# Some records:
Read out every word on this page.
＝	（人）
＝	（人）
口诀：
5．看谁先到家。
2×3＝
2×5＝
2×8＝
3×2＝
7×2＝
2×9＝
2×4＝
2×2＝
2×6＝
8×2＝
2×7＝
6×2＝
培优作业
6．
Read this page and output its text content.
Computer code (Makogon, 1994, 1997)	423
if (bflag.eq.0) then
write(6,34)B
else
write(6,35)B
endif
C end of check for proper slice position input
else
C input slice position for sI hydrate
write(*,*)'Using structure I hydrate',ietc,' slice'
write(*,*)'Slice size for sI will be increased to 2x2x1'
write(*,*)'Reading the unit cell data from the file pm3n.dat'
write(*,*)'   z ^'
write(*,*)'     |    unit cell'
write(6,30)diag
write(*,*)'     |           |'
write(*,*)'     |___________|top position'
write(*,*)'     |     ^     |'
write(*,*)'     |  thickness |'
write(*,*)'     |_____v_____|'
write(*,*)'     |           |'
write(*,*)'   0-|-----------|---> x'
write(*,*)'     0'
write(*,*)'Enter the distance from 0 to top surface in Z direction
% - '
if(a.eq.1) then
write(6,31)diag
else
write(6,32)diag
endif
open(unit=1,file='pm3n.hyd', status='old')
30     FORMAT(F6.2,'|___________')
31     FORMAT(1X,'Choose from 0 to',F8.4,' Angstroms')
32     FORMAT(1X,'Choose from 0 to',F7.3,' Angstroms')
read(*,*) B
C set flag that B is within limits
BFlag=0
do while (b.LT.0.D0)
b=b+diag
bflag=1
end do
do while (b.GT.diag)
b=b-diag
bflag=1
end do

# WORK TO DO:
Give the count of lines holding the word "hydrate" and nothing more.

# FULL ANSWER:
2